Aim
Output the data exactly, with every line intact.

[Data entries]
◇ ◇ ◇
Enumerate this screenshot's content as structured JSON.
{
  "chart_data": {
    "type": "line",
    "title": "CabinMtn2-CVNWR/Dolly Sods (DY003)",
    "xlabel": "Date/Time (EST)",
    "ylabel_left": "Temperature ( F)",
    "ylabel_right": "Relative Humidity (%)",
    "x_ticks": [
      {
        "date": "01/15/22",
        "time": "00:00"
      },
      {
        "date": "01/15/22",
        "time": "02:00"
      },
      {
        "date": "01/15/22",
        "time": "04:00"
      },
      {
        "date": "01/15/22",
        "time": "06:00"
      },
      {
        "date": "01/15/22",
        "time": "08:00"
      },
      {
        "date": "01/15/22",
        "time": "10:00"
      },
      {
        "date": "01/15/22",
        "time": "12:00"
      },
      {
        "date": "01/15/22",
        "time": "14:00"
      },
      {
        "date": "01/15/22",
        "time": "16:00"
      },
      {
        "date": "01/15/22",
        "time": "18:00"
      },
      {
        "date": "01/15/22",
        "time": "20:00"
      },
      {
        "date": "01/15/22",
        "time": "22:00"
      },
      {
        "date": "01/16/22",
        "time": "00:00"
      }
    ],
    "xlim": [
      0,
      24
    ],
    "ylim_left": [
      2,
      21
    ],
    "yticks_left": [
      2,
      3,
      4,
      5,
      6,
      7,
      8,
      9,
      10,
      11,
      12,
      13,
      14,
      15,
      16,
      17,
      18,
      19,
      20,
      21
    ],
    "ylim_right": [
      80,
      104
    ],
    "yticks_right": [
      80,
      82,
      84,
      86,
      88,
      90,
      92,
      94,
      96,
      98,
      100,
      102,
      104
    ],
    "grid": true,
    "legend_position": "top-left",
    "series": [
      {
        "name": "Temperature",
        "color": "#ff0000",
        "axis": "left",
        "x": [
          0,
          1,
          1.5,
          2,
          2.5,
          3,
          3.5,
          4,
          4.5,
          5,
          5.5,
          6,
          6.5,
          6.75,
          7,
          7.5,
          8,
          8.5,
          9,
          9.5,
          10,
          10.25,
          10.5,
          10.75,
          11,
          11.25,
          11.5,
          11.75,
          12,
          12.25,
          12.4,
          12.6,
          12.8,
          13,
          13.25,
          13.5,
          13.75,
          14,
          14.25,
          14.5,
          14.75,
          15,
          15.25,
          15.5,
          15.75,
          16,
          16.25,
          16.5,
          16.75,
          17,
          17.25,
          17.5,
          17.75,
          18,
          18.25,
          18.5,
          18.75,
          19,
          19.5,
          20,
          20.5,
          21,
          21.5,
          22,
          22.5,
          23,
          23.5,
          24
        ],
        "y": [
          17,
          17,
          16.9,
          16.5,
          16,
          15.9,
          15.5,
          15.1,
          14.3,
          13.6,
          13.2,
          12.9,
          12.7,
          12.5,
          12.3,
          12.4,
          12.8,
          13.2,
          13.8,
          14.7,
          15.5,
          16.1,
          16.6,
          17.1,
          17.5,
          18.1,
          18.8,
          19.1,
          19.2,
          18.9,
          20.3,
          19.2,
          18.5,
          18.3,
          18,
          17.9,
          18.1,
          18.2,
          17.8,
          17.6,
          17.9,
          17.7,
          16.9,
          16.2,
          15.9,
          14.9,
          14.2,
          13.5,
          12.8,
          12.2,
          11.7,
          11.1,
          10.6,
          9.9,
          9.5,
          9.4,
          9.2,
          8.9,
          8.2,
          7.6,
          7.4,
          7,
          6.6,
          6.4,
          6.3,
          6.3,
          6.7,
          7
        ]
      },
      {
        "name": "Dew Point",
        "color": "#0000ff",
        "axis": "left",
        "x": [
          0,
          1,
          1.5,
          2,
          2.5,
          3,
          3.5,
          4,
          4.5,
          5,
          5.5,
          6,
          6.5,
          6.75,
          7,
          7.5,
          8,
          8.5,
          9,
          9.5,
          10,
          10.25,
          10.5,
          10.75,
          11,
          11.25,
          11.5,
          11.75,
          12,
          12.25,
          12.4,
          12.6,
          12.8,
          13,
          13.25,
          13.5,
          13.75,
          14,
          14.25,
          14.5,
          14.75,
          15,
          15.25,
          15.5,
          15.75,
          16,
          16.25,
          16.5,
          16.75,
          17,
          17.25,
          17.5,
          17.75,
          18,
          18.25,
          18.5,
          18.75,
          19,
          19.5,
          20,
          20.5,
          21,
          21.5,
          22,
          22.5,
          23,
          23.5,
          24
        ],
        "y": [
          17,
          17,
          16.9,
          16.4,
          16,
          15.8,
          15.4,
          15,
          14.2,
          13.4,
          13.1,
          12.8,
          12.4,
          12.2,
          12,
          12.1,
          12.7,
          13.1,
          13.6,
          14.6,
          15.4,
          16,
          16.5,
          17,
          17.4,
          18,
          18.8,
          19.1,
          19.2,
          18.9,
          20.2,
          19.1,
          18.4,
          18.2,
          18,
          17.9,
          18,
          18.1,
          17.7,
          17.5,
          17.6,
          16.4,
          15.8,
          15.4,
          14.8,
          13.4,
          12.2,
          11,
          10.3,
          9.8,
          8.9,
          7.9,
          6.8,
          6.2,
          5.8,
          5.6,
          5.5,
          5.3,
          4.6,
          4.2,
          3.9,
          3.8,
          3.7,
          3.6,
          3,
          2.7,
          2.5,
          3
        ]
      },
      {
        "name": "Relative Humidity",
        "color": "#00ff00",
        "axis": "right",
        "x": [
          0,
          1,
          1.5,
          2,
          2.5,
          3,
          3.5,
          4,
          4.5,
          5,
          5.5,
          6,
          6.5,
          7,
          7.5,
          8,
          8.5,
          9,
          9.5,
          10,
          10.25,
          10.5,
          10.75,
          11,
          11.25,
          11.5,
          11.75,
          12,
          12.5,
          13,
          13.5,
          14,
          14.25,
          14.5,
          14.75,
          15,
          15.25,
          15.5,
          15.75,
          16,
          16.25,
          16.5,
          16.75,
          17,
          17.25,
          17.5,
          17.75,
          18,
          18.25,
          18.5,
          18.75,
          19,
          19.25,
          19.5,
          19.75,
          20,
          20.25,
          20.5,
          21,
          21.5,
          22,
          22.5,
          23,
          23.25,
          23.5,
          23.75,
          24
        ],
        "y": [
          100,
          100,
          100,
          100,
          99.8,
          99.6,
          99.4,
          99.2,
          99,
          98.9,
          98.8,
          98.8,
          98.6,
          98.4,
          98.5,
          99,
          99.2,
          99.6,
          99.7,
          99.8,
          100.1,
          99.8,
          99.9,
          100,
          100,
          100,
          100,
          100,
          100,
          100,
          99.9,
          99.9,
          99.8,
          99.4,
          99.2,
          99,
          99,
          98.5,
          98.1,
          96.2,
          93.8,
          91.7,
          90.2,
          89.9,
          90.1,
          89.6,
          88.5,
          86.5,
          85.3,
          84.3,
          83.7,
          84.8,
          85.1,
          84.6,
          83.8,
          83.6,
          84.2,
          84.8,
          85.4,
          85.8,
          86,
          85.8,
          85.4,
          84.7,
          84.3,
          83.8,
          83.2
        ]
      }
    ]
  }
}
◇ ◇ ◇
Exercise result
Enumerate this screenshot's content as structured JSON.
{
  "chart_data": {
    "type": "line",
    "title": "CabinMtn2-CVNWR/Dolly Sods (DY003)",
    "xlabel": "Date/Time (EST)",
    "ylabel_left": "Temperature ( F)",
    "ylabel_right": "Relative Humidity (%)",
    "x_ticks": [
      {
        "date": "01/15/22",
        "time": "00:00"
      },
      {
        "date": "01/15/22",
        "time": "02:00"
      },
      {
        "date": "01/15/22",
        "time": "04:00"
      },
      {
        "date": "01/15/22",
        "time": "06:00"
      },
      {
        "date": "01/15/22",
        "time": "08:00"
      },
      {
        "date": "01/15/22",
        "time": "10:00"
      },
      {
        "date": "01/15/22",
        "time": "12:00"
      },
      {
        "date": "01/15/22",
        "time": "14:00"
      },
      {
        "date": "01/15/22",
        "time": "16:00"
      },
      {
        "date": "01/15/22",
        "time": "18:00"
      },
      {
        "date": "01/15/22",
        "time": "20:00"
      },
      {
        "date": "01/15/22",
        "time": "22:00"
      },
      {
        "date": "01/16/22",
        "time": "00:00"
      }
    ],
    "xlim": [
      0,
      24
    ],
    "ylim_left": [
      2,
      21
    ],
    "yticks_left": [
      2,
      3,
      4,
      5,
      6,
      7,
      8,
      9,
      10,
      11,
      12,
      13,
      14,
      15,
      16,
      17,
      18,
      19,
      20,
      21
    ],
    "ylim_right": [
      80,
      104
    ],
    "yticks_right": [
      80,
      82,
      84,
      86,
      88,
      90,
      92,
      94,
      96,
      98,
      100,
      102,
      104
    ],
    "grid": true,
    "legend_position": "top-left",
    "series": [
      {
        "name": "Temperature",
        "color": "#ff0000",
        "axis": "left",
        "x": [
          0,
          1,
          1.5,
          2,
          2.5,
          3,
          3.5,
          4,
          4.5,
          5,
          5.5,
          6,
          6.5,
          6.75,
          7,
          7.5,
          8,
          8.5,
          9,
          9.5,
          10,
          10.25,
          10.5,
          10.75,
          11,
          11.25,
          11.5,
          11.75,
          12,
          12.25,
          12.4,
          12.6,
          12.8,
          13,
          13.25,
          13.5,
          13.75,
          14,
          14.25,
          14.5,
          14.75,
          15,
          15.25,
          15.5,
          15.75,
          16,
          16.25,
          16.5,
          16.75,
          17,
          17.25,
          17.5,
          17.75,
          18,
          18.25,
          18.5,
          18.75,
          19,
          19.5,
          20,
          20.5,
          21,
          21.5,
          22,
          22.5,
          23,
          23.5,
          24
        ],
        "y": [
          17,
          17,
          16.9,
          16.5,
          16,
          15.9,
          15.5,
          15.1,
          14.3,
          13.6,
          13.2,
          12.9,
          12.7,
          12.5,
          12.3,
          12.4,
          12.8,
          13.2,
          13.8,
          14.7,
          15.5,
          16.1,
          16.6,
          17.1,
          17.5,
          18.1,
          18.8,
          19.1,
          19.2,
          18.9,
          20.3,
          19.2,
          18.5,
          18.3,
          18,
          17.9,
          18.1,
          18.2,
          17.8,
          17.6,
          17.9,
          17.7,
          16.9,
          16.2,
          15.9,
          14.9,
          14.2,
          13.5,
          12.8,
          12.2,
          11.7,
          11.1,
          10.6,
          9.9,
          9.5,
          9.4,
          9.2,
          8.9,
          8.2,
          7.6,
          7.4,
          7,
          6.6,
          6.4,
          6.3,
          6.3,
          6.7,
          7
        ]
      },
      {
        "name": "Dew Point",
        "color": "#0000ff",
        "axis": "left",
        "x": [
          0,
          1,
          1.5,
          2,
          2.5,
          3,
          3.5,
          4,
          4.5,
          5,
          5.5,
          6,
          6.5,
          6.75,
          7,
          7.5,
          8,
          8.5,
          9,
          9.5,
          10,
          10.25,
          10.5,
          10.75,
          11,
          11.25,
          11.5,
          11.75,
          12,
          12.25,
          12.4,
          12.6,
          12.8,
          13,
          13.25,
          13.5,
          13.75,
          14,
          14.25,
          14.5,
          14.75,
          15,
          15.25,
          15.5,
          15.75,
          16,
          16.25,
          16.5,
          16.75,
          17,
          17.25,
          17.5,
          17.75,
          18,
          18.25,
          18.5,
          18.75,
          19,
          19.5,
          20,
          20.5,
          21,
          21.5,
          22,
          22.5,
          23,
          23.5,
          24
        ],
        "y": [
          17,
          17,
          16.9,
          16.4,
          16,
          15.8,
          15.4,
          15,
          14.2,
          13.4,
          13.1,
          12.8,
          12.4,
          12.2,
          12,
          12.1,
          12.7,
          13.1,
          13.6,
          14.6,
          15.4,
          16,
          16.5,
          17,
          17.4,
          18,
          18.8,
          19.1,
          19.2,
          18.9,
          20.2,
          19.1,
          18.4,
          18.2,
          18,
          17.9,
          18,
          18.1,
          17.7,
          17.5,
          17.6,
          16.4,
          15.8,
          15.4,
          14.8,
          13.4,
          12.2,
          11,
          10.3,
          9.8,
          8.9,
          7.9,
          6.8,
          6.2,
          5.8,
          5.6,
          5.5,
          5.3,
          4.6,
          4.2,
          3.9,
          3.8,
          3.7,
          3.6,
          3,
          2.7,
          2.5,
          3
        ]
      },
      {
        "name": "Relative Humidity",
        "color": "#00ff00",
        "axis": "right",
        "x": [
          0,
          1,
          1.5,
          2,
          2.5,
          3,
          3.5,
          4,
          4.5,
          5,
          5.5,
          6,
          6.5,
          7,
          7.5,
          8,
          8.5,
          9,
          9.5,
          10,
          10.25,
          10.5,
          10.75,
          11,
          11.25,
          11.5,
          11.75,
          12,
          12.5,
          13,
          13.5,
          14,
          14.25,
          14.5,
          14.75,
          15,
          15.25,
          15.5,
          15.75,
          16,
          16.25,
          16.5,
          16.75,
          17,
          17.25,
          17.5,
          17.75,
          18,
          18.25,
          18.5,
          18.75,
          19,
          19.25,
          19.5,
          19.75,
          20,
          20.25,
          20.5,
          21,
          21.5,
          22,
          22.5,
          23,
          23.25,
          23.5,
          23.75,
          24
        ],
        "y": [
          100,
          100,
          100,
          100,
          99.8,
          99.6,
          99.4,
          99.2,
          99,
          98.9,
          98.8,
          98.8,
          98.6,
          98.4,
          98.5,
          99,
          99.2,
          99.6,
          99.7,
          99.8,
          100.1,
          99.8,
          99.9,
          100,
          100,
          100,
          100,
          100,
          100,
          100,
          99.9,
          99.9,
          99.8,
          99.4,
          99.2,
          99,
          99,
          98.5,
          98.1,
          96.2,
          93.8,
          91.7,
          90.2,
          89.9,
          90.1,
          89.6,
          88.5,
          86.5,
          85.3,
          84.3,
          83.7,
          84.8,
          85.1,
          84.6,
          83.8,
          83.6,
          84.2,
          84.8,
          85.4,
          85.8,
          86,
          85.8,
          85.4,
          84.7,
          84.3,
          83.8,
          83.2
        ]
      }
    ]
  }
}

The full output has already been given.